▼▼▼
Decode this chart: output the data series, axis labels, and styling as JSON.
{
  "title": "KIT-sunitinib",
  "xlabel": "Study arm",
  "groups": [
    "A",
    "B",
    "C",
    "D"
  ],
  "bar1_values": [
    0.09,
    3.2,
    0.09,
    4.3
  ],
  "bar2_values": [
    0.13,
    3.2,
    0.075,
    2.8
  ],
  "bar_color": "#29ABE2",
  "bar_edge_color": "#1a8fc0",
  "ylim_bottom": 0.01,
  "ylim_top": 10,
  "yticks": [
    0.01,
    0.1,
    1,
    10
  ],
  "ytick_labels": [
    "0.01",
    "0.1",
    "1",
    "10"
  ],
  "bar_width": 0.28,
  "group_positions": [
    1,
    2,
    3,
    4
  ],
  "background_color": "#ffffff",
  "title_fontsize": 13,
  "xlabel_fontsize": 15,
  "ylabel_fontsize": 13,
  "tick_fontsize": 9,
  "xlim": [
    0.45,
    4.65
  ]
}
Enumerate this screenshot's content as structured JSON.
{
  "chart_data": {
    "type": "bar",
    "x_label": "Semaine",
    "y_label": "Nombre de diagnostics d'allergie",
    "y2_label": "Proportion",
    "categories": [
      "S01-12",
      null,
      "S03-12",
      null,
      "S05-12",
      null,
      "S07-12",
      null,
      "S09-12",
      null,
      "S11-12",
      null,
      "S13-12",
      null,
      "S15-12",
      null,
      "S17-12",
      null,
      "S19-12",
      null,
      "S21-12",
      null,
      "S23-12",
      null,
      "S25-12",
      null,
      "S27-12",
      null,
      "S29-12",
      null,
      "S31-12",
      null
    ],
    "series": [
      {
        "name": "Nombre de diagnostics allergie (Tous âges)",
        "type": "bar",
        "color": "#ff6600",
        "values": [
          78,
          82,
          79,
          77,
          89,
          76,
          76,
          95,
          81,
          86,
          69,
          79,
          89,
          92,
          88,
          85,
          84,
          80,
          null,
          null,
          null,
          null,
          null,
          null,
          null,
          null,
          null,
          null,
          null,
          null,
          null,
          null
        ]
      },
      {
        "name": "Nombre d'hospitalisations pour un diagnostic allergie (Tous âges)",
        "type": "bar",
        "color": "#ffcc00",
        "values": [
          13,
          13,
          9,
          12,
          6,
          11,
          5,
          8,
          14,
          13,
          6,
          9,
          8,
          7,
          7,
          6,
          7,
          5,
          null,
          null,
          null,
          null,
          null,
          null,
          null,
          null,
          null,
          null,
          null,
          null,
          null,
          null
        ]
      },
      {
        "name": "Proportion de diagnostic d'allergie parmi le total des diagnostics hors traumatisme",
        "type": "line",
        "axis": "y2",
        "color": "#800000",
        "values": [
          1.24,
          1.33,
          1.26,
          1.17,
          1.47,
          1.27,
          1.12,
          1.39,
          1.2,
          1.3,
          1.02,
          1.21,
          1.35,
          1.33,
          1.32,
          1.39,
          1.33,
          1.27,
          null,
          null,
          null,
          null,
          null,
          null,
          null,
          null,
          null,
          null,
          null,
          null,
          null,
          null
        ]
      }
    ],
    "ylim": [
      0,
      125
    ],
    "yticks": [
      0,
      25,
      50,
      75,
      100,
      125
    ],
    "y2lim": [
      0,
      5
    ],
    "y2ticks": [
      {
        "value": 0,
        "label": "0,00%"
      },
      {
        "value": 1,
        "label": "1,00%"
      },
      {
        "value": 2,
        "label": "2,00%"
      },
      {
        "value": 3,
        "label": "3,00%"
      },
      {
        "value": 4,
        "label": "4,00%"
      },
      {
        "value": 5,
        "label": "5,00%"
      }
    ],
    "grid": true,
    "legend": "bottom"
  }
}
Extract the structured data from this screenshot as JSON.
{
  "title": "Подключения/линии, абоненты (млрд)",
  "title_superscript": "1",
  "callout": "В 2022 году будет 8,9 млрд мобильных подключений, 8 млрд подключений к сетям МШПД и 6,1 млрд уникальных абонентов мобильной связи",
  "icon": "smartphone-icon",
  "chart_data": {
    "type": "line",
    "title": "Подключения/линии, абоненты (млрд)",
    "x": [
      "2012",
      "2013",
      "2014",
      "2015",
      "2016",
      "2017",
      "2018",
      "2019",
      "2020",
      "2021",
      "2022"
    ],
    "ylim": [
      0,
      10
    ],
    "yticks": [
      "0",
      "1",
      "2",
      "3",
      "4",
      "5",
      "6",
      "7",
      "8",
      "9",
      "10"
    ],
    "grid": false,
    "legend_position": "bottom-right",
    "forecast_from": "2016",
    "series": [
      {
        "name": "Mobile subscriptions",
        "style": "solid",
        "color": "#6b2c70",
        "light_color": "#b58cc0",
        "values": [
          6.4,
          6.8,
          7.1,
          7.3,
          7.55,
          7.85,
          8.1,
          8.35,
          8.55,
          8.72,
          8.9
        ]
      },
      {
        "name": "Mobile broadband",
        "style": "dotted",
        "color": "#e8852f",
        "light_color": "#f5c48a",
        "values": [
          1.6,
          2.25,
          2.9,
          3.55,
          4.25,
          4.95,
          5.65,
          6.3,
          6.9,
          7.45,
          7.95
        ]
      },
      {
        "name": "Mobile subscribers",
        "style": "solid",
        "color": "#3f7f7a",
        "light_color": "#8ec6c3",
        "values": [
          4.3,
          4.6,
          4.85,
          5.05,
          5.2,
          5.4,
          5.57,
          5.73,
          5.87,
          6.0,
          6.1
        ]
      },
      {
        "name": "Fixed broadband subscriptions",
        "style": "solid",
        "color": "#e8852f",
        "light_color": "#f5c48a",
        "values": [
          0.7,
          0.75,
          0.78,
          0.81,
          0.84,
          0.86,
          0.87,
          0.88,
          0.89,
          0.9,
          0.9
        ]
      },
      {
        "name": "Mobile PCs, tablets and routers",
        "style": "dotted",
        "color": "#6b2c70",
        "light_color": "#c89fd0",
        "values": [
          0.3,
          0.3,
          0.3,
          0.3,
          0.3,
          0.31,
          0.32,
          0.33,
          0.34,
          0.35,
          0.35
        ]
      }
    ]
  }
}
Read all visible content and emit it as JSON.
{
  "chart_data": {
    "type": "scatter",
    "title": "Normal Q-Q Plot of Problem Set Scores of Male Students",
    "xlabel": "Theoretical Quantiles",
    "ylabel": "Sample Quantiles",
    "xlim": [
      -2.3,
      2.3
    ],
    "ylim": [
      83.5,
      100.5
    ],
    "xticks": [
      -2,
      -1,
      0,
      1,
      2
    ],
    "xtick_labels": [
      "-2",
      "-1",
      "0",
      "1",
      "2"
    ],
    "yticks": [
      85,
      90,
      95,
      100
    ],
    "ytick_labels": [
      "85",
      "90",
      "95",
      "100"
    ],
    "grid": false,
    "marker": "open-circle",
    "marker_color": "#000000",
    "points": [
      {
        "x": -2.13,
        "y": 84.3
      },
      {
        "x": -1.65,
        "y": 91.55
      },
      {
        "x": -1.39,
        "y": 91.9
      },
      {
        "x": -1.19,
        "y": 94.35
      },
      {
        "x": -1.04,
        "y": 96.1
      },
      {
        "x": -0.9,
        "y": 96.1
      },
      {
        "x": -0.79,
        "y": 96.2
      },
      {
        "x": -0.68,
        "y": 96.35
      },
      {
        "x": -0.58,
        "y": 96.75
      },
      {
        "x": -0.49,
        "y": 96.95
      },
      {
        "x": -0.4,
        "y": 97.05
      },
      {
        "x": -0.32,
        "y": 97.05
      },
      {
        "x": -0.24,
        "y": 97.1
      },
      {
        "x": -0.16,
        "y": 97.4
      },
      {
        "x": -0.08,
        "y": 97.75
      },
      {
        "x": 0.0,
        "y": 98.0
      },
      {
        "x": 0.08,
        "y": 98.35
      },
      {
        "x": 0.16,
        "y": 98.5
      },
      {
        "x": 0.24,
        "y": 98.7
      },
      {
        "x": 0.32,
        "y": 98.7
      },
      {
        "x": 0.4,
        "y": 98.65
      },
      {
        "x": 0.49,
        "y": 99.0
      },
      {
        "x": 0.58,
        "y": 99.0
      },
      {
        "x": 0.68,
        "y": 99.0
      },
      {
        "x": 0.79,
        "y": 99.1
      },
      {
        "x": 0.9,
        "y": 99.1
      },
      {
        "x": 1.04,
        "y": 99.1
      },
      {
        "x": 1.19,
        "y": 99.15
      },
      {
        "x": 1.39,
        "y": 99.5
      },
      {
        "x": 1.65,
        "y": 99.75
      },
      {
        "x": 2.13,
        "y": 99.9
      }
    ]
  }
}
▲▲▲
▶ [EXERCISE]: Look through the data above. Each line containing the word "Nombre" needs to be copied.

▶ [RESULT FOR THIS TASK]:
    "y_label": "Nombre de diagnostics d'allergie",
        "name": "Nombre de diagnostics allergie (Tous âges)",
        "name": "Nombre d'hospitalisations pour un diagnostic allergie (Tous âges)",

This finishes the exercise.